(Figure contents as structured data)
◆ ◆ ◆ ◆ ◆
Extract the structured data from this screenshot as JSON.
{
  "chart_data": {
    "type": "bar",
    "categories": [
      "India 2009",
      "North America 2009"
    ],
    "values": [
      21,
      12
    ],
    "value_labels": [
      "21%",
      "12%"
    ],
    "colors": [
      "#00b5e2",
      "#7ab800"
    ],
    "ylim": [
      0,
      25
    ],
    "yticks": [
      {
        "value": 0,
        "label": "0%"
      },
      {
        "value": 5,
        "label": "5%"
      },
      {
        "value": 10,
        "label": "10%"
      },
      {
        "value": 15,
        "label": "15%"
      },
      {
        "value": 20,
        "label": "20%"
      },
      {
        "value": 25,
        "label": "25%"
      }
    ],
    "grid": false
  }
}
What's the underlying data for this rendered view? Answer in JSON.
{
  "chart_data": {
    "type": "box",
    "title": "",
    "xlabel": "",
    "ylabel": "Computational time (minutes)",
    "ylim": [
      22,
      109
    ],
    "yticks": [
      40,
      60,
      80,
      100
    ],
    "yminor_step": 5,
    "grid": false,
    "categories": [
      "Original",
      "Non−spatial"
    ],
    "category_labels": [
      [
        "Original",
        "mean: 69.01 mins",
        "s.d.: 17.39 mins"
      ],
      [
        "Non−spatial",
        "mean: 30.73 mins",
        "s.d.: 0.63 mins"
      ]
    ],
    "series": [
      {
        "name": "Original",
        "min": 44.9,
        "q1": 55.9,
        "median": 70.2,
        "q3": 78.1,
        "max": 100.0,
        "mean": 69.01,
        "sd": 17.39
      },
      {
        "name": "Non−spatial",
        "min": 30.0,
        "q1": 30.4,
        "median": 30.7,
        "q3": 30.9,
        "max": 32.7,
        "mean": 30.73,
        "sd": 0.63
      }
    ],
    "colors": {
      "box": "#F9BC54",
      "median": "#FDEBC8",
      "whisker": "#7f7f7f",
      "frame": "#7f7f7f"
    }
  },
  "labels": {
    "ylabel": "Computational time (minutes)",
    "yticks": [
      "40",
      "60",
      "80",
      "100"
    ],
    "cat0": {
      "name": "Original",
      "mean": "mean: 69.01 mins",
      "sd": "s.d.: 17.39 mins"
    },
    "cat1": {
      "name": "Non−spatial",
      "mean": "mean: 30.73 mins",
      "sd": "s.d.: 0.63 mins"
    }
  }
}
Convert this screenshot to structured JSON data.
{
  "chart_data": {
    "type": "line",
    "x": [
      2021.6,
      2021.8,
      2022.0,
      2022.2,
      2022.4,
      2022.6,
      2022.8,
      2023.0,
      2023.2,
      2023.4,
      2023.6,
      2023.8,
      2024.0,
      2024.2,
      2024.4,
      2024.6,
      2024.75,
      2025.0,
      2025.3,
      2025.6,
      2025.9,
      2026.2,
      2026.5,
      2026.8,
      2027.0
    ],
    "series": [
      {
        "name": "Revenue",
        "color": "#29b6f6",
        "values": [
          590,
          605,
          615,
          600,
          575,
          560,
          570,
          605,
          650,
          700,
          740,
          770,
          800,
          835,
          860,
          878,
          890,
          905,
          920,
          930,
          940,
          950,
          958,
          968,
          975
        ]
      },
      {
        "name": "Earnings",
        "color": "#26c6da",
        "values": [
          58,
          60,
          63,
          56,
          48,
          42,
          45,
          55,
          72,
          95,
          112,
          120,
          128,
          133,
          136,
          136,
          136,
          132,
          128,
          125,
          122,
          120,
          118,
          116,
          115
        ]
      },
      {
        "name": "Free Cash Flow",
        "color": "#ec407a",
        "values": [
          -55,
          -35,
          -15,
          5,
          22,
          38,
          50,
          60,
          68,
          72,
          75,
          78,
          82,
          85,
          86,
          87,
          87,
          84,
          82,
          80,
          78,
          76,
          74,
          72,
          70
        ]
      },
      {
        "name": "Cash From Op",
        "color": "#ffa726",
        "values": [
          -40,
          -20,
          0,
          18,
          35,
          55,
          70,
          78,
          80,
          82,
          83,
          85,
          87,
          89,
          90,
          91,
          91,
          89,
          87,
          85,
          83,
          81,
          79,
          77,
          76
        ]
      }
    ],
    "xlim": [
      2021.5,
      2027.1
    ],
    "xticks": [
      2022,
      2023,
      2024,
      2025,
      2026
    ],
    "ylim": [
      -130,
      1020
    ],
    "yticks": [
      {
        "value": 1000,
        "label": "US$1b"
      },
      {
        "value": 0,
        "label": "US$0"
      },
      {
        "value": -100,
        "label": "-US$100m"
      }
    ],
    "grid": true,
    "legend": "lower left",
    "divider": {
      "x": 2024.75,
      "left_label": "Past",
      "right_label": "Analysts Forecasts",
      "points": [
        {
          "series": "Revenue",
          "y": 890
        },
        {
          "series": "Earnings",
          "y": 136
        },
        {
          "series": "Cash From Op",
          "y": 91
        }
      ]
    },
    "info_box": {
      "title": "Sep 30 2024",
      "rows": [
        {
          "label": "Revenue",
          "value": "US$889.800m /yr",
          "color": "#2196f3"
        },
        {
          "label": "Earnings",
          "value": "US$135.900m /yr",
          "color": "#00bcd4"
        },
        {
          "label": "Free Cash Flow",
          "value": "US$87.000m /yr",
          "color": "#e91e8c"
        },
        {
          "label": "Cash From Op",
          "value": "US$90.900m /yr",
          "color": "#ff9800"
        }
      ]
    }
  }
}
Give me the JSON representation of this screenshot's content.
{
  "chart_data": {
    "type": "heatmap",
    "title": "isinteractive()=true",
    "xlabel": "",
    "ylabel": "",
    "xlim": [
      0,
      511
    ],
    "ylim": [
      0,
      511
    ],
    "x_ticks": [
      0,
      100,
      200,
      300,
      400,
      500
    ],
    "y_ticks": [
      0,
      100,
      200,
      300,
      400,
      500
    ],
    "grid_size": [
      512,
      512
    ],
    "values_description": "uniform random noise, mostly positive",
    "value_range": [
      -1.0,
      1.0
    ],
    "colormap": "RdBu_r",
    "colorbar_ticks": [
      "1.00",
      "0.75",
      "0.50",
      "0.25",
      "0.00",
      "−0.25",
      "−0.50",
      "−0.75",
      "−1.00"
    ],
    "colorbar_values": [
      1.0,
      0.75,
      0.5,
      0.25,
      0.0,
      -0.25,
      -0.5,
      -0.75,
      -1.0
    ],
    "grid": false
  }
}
◆ ◆ ◆ ◆ ◆
_Work instructions_
Pull out every line above that holds the word "Free".

_Reply to the task_
        "name": "Free Cash Flow",
          "label": "Free Cash Flow",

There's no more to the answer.